**Problem to solve**: Go through the listing and copy every line word for word.

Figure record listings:
::::
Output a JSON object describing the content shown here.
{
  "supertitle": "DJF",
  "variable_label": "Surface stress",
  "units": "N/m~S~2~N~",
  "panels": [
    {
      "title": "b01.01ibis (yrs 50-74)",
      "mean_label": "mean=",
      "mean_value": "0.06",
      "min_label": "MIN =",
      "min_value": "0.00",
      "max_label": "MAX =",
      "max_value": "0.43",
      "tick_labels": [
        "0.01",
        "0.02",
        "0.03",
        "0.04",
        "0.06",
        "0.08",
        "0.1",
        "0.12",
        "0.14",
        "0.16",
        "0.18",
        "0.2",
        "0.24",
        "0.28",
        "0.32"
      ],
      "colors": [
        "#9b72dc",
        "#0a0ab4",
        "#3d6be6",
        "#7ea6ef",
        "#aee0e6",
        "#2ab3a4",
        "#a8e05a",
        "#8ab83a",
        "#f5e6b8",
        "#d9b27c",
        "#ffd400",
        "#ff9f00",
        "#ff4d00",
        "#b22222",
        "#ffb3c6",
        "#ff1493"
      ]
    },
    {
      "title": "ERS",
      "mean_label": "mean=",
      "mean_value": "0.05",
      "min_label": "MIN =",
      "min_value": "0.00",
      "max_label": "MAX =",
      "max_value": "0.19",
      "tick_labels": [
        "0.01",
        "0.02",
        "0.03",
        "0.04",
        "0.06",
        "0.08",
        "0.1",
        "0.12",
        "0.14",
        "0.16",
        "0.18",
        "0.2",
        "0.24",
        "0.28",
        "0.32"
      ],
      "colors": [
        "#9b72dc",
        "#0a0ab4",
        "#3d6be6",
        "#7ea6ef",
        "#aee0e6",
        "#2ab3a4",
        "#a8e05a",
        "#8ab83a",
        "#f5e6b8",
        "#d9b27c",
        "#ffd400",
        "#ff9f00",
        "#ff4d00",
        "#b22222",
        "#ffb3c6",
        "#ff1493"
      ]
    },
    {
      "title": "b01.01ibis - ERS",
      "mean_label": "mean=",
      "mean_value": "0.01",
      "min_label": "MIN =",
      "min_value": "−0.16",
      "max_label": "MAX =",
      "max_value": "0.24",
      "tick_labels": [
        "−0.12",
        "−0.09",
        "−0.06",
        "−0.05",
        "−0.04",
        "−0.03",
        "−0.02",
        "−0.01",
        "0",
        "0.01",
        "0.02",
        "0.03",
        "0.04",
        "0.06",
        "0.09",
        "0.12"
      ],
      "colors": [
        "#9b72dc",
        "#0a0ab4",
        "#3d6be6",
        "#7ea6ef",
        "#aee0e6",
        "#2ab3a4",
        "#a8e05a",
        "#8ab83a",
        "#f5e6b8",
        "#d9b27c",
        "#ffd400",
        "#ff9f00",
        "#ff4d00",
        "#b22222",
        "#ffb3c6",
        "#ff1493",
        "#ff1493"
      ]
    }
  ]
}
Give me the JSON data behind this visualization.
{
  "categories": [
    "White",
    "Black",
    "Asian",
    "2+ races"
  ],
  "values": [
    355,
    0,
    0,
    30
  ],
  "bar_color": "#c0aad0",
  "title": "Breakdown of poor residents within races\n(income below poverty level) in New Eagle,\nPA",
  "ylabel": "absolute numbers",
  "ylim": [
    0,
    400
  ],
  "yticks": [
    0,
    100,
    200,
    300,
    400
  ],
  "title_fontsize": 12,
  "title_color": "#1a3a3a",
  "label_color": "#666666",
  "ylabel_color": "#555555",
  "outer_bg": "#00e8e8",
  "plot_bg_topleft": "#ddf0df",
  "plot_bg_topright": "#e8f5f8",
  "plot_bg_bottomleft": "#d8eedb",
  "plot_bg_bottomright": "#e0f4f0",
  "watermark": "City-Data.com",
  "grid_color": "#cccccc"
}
::::
**Answer to this exercise**:
Output a JSON object describing the content shown here.
{
  "supertitle": "DJF",
  "variable_label": "Surface stress",
  "units": "N/m~S~2~N~",
  "panels": [
    {
      "title": "b01.01ibis (yrs 50-74)",
      "mean_label": "mean=",
      "mean_value": "0.06",
      "min_label": "MIN =",
      "min_value": "0.00",
      "max_label": "MAX =",
      "max_value": "0.43",
      "tick_labels": [
        "0.01",
        "0.02",
        "0.03",
        "0.04",
        "0.06",
        "0.08",
        "0.1",
        "0.12",
        "0.14",
        "0.16",
        "0.18",
        "0.2",
        "0.24",
        "0.28",
        "0.32"
      ],
      "colors": [
        "#9b72dc",
        "#0a0ab4",
        "#3d6be6",
        "#7ea6ef",
        "#aee0e6",
        "#2ab3a4",
        "#a8e05a",
        "#8ab83a",
        "#f5e6b8",
        "#d9b27c",
        "#ffd400",
        "#ff9f00",
        "#ff4d00",
        "#b22222",
        "#ffb3c6",
        "#ff1493"
      ]
    },
    {
      "title": "ERS",
      "mean_label": "mean=",
      "mean_value": "0.05",
      "min_label": "MIN =",
      "min_value": "0.00",
      "max_label": "MAX =",
      "max_value": "0.19",
      "tick_labels": [
        "0.01",
        "0.02",
        "0.03",
        "0.04",
        "0.06",
        "0.08",
        "0.1",
        "0.12",
        "0.14",
        "0.16",
        "0.18",
        "0.2",
        "0.24",
        "0.28",
        "0.32"
      ],
      "colors": [
        "#9b72dc",
        "#0a0ab4",
        "#3d6be6",
        "#7ea6ef",
        "#aee0e6",
        "#2ab3a4",
        "#a8e05a",
        "#8ab83a",
        "#f5e6b8",
        "#d9b27c",
        "#ffd400",
        "#ff9f00",
        "#ff4d00",
        "#b22222",
        "#ffb3c6",
        "#ff1493"
      ]
    },
    {
      "title": "b01.01ibis - ERS",
      "mean_label": "mean=",
      "mean_value": "0.01",
      "min_label": "MIN =",
      "min_value": "−0.16",
      "max_label": "MAX =",
      "max_value": "0.24",
      "tick_labels": [
        "−0.12",
        "−0.09",
        "−0.06",
        "−0.05",
        "−0.04",
        "−0.03",
        "−0.02",
        "−0.01",
        "0",
        "0.01",
        "0.02",
        "0.03",
        "0.04",
        "0.06",
        "0.09",
        "0.12"
      ],
      "colors": [
        "#9b72dc",
        "#0a0ab4",
        "#3d6be6",
        "#7ea6ef",
        "#aee0e6",
        "#2ab3a4",
        "#a8e05a",
        "#8ab83a",
        "#f5e6b8",
        "#d9b27c",
        "#ffd400",
        "#ff9f00",
        "#ff4d00",
        "#b22222",
        "#ffb3c6",
        "#ff1493",
        "#ff1493"
      ]
    }
  ]
}
Give me the JSON data behind this visualization.
{
  "categories": [
    "White",
    "Black",
    "Asian",
    "2+ races"
  ],
  "values": [
    355,
    0,
    0,
    30
  ],
  "bar_color": "#c0aad0",
  "title": "Breakdown of poor residents within races\n(income below poverty level) in New Eagle,\nPA",
  "ylabel": "absolute numbers",
  "ylim": [
    0,
    400
  ],
  "yticks": [
    0,
    100,
    200,
    300,
    400
  ],
  "title_fontsize": 12,
  "title_color": "#1a3a3a",
  "label_color": "#666666",
  "ylabel_color": "#555555",
  "outer_bg": "#00e8e8",
  "plot_bg_topleft": "#ddf0df",
  "plot_bg_topright": "#e8f5f8",
  "plot_bg_bottomleft": "#d8eedb",
  "plot_bg_bottomright": "#e0f4f0",
  "watermark": "City-Data.com",
  "grid_color": "#cccccc"
}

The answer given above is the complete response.